Copy all lines that contain the word "panel".

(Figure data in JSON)
━━━━━━━━
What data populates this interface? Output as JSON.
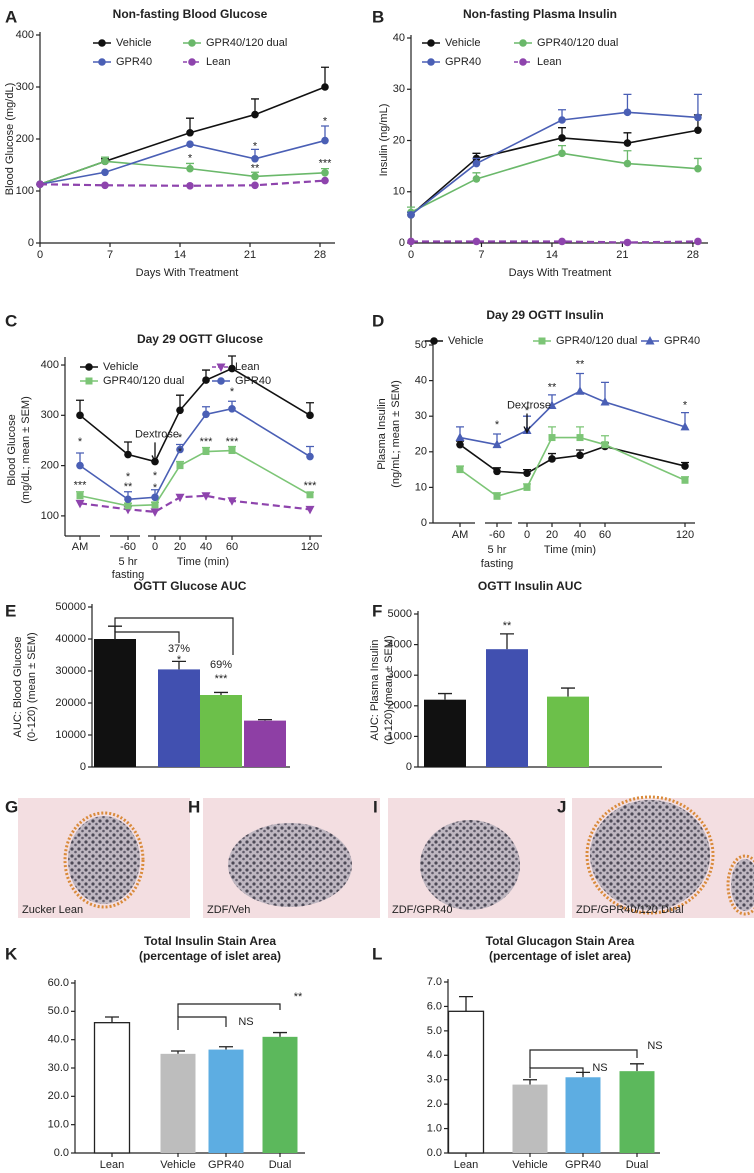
{
  "chart_data": [
    {
      "panel": "A",
      "type": "line",
      "title": "Non-fasting Blood Glucose",
      "xlabel": "Days With Treatment",
      "ylabel": [
        "Blood Glucose (mg/dL)"
      ],
      "xlim": [
        0,
        29.5
      ],
      "xticks": [
        0,
        7,
        14,
        21,
        28
      ],
      "ylim": [
        0,
        400
      ],
      "yticks": [
        0,
        100,
        200,
        300,
        400
      ],
      "x": [
        0,
        6.5,
        15,
        21.5,
        28.5
      ],
      "legend": {
        "position": "top-left",
        "columns": 2
      },
      "series": [
        {
          "name": "Vehicle",
          "color": "#111111",
          "marker": "circle",
          "dashed": false,
          "values": [
            113,
            157,
            212,
            247,
            300
          ],
          "errors": [
            null,
            5,
            28,
            30,
            38
          ]
        },
        {
          "name": "GPR40/120 dual",
          "color": "#6ab86a",
          "marker": "circle",
          "dashed": false,
          "values": [
            113,
            157,
            143,
            128,
            135
          ],
          "errors": [
            null,
            8,
            10,
            8,
            8
          ]
        },
        {
          "name": "GPR40",
          "color": "#4a5fb5",
          "marker": "circle",
          "dashed": false,
          "values": [
            113,
            136,
            190,
            162,
            197
          ],
          "errors": [
            null,
            null,
            null,
            18,
            28
          ]
        },
        {
          "name": "Lean",
          "color": "#8e44ad",
          "marker": "circle",
          "dashed": true,
          "values": [
            113,
            111,
            110,
            111,
            120
          ],
          "errors": [
            null,
            null,
            null,
            null,
            null
          ]
        }
      ],
      "annotations": [
        {
          "text": "*",
          "x": 15,
          "y": 162,
          "color": "#111111"
        },
        {
          "text": "*",
          "x": 21.5,
          "y": 185,
          "color": "#111111"
        },
        {
          "text": "**",
          "x": 21.5,
          "y": 143,
          "color": "#111111"
        },
        {
          "text": "*",
          "x": 28.5,
          "y": 233,
          "color": "#111111"
        },
        {
          "text": "***",
          "x": 28.5,
          "y": 153,
          "color": "#111111"
        }
      ]
    },
    {
      "panel": "B",
      "type": "line",
      "title": "Non-fasting Plasma Insulin",
      "xlabel": "Days With Treatment",
      "ylabel": [
        "Insulin (ng/mL)"
      ],
      "xlim": [
        0,
        29.5
      ],
      "xticks": [
        0,
        7,
        14,
        21,
        28
      ],
      "ylim": [
        0,
        40
      ],
      "yticks": [
        0,
        10,
        20,
        30,
        40
      ],
      "x": [
        0,
        6.5,
        15,
        21.5,
        28.5
      ],
      "legend": {
        "position": "top-left",
        "columns": 2
      },
      "series": [
        {
          "name": "Vehicle",
          "color": "#111111",
          "marker": "circle",
          "dashed": false,
          "values": [
            5.5,
            16.5,
            20.5,
            19.5,
            22
          ],
          "errors": [
            0.5,
            1,
            2,
            2,
            3
          ]
        },
        {
          "name": "GPR40/120 dual",
          "color": "#6ab86a",
          "marker": "circle",
          "dashed": false,
          "values": [
            6,
            12.5,
            17.5,
            15.5,
            14.5
          ],
          "errors": [
            1,
            1.2,
            1.5,
            2.5,
            2
          ]
        },
        {
          "name": "GPR40",
          "color": "#4a5fb5",
          "marker": "circle",
          "dashed": false,
          "values": [
            5.5,
            15.5,
            24,
            25.5,
            24.5
          ],
          "errors": [
            0.5,
            1,
            2,
            3.5,
            4.5
          ]
        },
        {
          "name": "Lean",
          "color": "#8e44ad",
          "marker": "circle",
          "dashed": true,
          "values": [
            0.3,
            0.3,
            0.3,
            0.1,
            0.3
          ],
          "errors": [
            null,
            null,
            null,
            null,
            null
          ]
        }
      ]
    },
    {
      "panel": "C",
      "type": "line",
      "title": "Day 29 OGTT Glucose",
      "xlabel": "Time (min)",
      "break_label": [
        "5 hr",
        "fasting"
      ],
      "ylabel": [
        "Blood Glucose",
        "(mg/dL; mean ± SEM)"
      ],
      "categories": [
        "AM",
        "-60",
        "0",
        "20",
        "40",
        "60",
        "120"
      ],
      "ylim": [
        60,
        410
      ],
      "yticks": [
        100,
        200,
        300,
        400
      ],
      "legend": {
        "position": "top-left",
        "columns": 2
      },
      "series": [
        {
          "name": "Vehicle",
          "color": "#111111",
          "marker": "circle",
          "dashed": false,
          "values": [
            300,
            222,
            208,
            310,
            370,
            393,
            300
          ],
          "errors": [
            30,
            25,
            null,
            30,
            20,
            25,
            25
          ]
        },
        {
          "name": "Lean",
          "color": "#8e44ad",
          "marker": "triangle-down",
          "dashed": true,
          "values": [
            125,
            113,
            108,
            137,
            140,
            130,
            113
          ],
          "errors": [
            null,
            null,
            null,
            null,
            null,
            null,
            null
          ]
        },
        {
          "name": "GPR40/120 dual",
          "color": "#7cc576",
          "marker": "square",
          "dashed": false,
          "values": [
            140,
            120,
            122,
            200,
            228,
            230,
            142
          ],
          "errors": [
            8,
            5,
            5,
            8,
            8,
            8,
            5
          ]
        },
        {
          "name": "GPR40",
          "color": "#4a5fb5",
          "marker": "circle",
          "dashed": false,
          "values": [
            200,
            133,
            137,
            232,
            302,
            313,
            218
          ],
          "errors": [
            25,
            15,
            15,
            10,
            15,
            15,
            20
          ]
        }
      ],
      "annotations": [
        {
          "text": "Dextrose",
          "x": "0",
          "y": 262,
          "color": "#111111",
          "arrow": true
        },
        {
          "text": "*",
          "x": "AM",
          "y": 247,
          "color": "#4a5fb5"
        },
        {
          "text": "***",
          "x": "AM",
          "y": 160,
          "color": "#7cc576"
        },
        {
          "text": "*",
          "x": "-60",
          "y": 177,
          "color": "#4a5fb5"
        },
        {
          "text": "**",
          "x": "-60",
          "y": 157,
          "color": "#7cc576"
        },
        {
          "text": "*",
          "x": "0",
          "y": 179,
          "color": "#4a5fb5"
        },
        {
          "text": "*",
          "x": "0",
          "y": 155,
          "color": "#7cc576"
        },
        {
          "text": "*",
          "x": "20",
          "y": 255,
          "color": "#4a5fb5"
        },
        {
          "text": "*",
          "x": "20",
          "y": 227,
          "color": "#7cc576"
        },
        {
          "text": "***",
          "x": "40",
          "y": 247,
          "color": "#7cc576"
        },
        {
          "text": "*",
          "x": "60",
          "y": 346,
          "color": "#4a5fb5"
        },
        {
          "text": "***",
          "x": "60",
          "y": 247,
          "color": "#7cc576"
        },
        {
          "text": "***",
          "x": "120",
          "y": 159,
          "color": "#7cc576"
        }
      ]
    },
    {
      "panel": "D",
      "type": "line",
      "title": "Day 29 OGTT Insulin",
      "xlabel": "Time (min)",
      "break_label": [
        "5 hr",
        "fasting"
      ],
      "ylabel": [
        "Plasma Insulin",
        "(ng/mL; mean ± SEM)"
      ],
      "categories": [
        "AM",
        "-60",
        "0",
        "20",
        "40",
        "60",
        "120"
      ],
      "ylim": [
        0,
        50
      ],
      "yticks": [
        0,
        10,
        20,
        30,
        40,
        50
      ],
      "legend": {
        "position": "top",
        "columns": 3
      },
      "series": [
        {
          "name": "Vehicle",
          "color": "#111111",
          "marker": "circle",
          "dashed": false,
          "values": [
            22,
            14.5,
            14,
            18,
            19,
            21.5,
            16
          ],
          "errors": [
            1,
            1,
            1,
            1.5,
            1.5,
            1,
            1
          ]
        },
        {
          "name": "GPR40/120 dual",
          "color": "#7cc576",
          "marker": "square",
          "dashed": false,
          "values": [
            15,
            7.5,
            10,
            24,
            24,
            22,
            12
          ],
          "errors": [
            1,
            1,
            1,
            3,
            3,
            2.5,
            1
          ]
        },
        {
          "name": "GPR40",
          "color": "#4a5fb5",
          "marker": "triangle",
          "dashed": false,
          "values": [
            24,
            22,
            26,
            33,
            37,
            34,
            27
          ],
          "errors": [
            3,
            3,
            4,
            3,
            5,
            5.5,
            4
          ]
        }
      ],
      "annotations": [
        {
          "text": "Dextrose",
          "x": "0",
          "y": 33,
          "color": "#111111",
          "arrow": true
        },
        {
          "text": "*",
          "x": "-60",
          "y": 27.5,
          "color": "#4a5fb5"
        },
        {
          "text": "*",
          "x": "0",
          "y": 31.5,
          "color": "#4a5fb5"
        },
        {
          "text": "**",
          "x": "20",
          "y": 38,
          "color": "#4a5fb5"
        },
        {
          "text": "**",
          "x": "40",
          "y": 44.5,
          "color": "#4a5fb5"
        },
        {
          "text": "*",
          "x": "120",
          "y": 33,
          "color": "#4a5fb5"
        }
      ]
    },
    {
      "panel": "E",
      "type": "bar",
      "title": "OGTT Glucose AUC",
      "ylabel": [
        "AUC: Blood Glucose",
        "(0-120) (mean ± SEM)"
      ],
      "ylim": [
        0,
        50000
      ],
      "yticks": [
        0,
        10000,
        20000,
        30000,
        40000,
        50000
      ],
      "values": [
        40000,
        30500,
        22500,
        14500
      ],
      "errors": [
        4000,
        2500,
        800,
        300
      ],
      "colors": [
        "#111111",
        "#4150b0",
        "#6cc04a",
        "#8e3fa5"
      ],
      "annotations": [
        "37%",
        "*",
        "69%",
        "***"
      ]
    },
    {
      "panel": "F",
      "type": "bar",
      "title": "OGTT Insulin AUC",
      "ylabel": [
        "AUC: Plasma Insulin",
        "(0-120) (mean ± SEM)"
      ],
      "ylim": [
        0,
        5000
      ],
      "yticks": [
        0,
        1000,
        2000,
        3000,
        4000,
        5000
      ],
      "values": [
        2200,
        3850,
        2300
      ],
      "errors": [
        200,
        500,
        280
      ],
      "colors": [
        "#111111",
        "#4150b0",
        "#6cc04a"
      ],
      "annotations": [
        "**"
      ]
    },
    {
      "panel": "K",
      "type": "bar",
      "title": [
        "Total Insulin Stain Area",
        "(percentage of islet area)"
      ],
      "ylim": [
        0,
        60
      ],
      "yticks": [
        {
          "value": 0,
          "label": "0.0"
        },
        {
          "value": 10,
          "label": "10.0"
        },
        {
          "value": 20,
          "label": "20.0"
        },
        {
          "value": 30,
          "label": "30.0"
        },
        {
          "value": 40,
          "label": "40.0"
        },
        {
          "value": 50,
          "label": "50.0"
        },
        {
          "value": 60,
          "label": "60.0"
        }
      ],
      "categories": [
        "Lean",
        "Vehicle",
        "GPR40",
        "Dual"
      ],
      "values": [
        46,
        35,
        36.5,
        41
      ],
      "errors": [
        2,
        1,
        1,
        1.5
      ],
      "colors": [
        "#ffffff",
        "#bdbdbd",
        "#5dade2",
        "#5cb85c"
      ],
      "annotations": [
        "NS",
        "**"
      ]
    },
    {
      "panel": "L",
      "type": "bar",
      "title": [
        "Total Glucagon Stain Area",
        "(percentage of islet area)"
      ],
      "ylim": [
        0,
        7
      ],
      "yticks": [
        {
          "value": 0,
          "label": "0.0"
        },
        {
          "value": 1,
          "label": "1.0"
        },
        {
          "value": 2,
          "label": "2.0"
        },
        {
          "value": 3,
          "label": "3.0"
        },
        {
          "value": 4,
          "label": "4.0"
        },
        {
          "value": 5,
          "label": "5.0"
        },
        {
          "value": 6,
          "label": "6.0"
        },
        {
          "value": 7,
          "label": "7.0"
        }
      ],
      "categories": [
        "Lean",
        "Vehicle",
        "GPR40",
        "Dual"
      ],
      "values": [
        5.8,
        2.8,
        3.1,
        3.35
      ],
      "errors": [
        0.6,
        0.2,
        0.2,
        0.3
      ],
      "colors": [
        "#ffffff",
        "#bdbdbd",
        "#5dade2",
        "#5cb85c"
      ],
      "annotations": [
        "NS",
        "NS"
      ]
    }
  ],
  "images": [
    {
      "panel": "G",
      "caption": "Zucker Lean"
    },
    {
      "panel": "H",
      "caption": "ZDF/Veh"
    },
    {
      "panel": "I",
      "caption": "ZDF/GPR40"
    },
    {
      "panel": "J",
      "caption": "ZDF/GPR40/120 Dual"
    }
  ]
}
━━━━━━━━
RESPONSE:
      "panel": "A",
      "panel": "B",
      "panel": "C",
      "panel": "D",
      "panel": "E",
      "panel": "F",
      "panel": "K",
      "panel": "L",
      "panel": "G",
      "panel": "H",
      "panel": "I",
      "panel": "J",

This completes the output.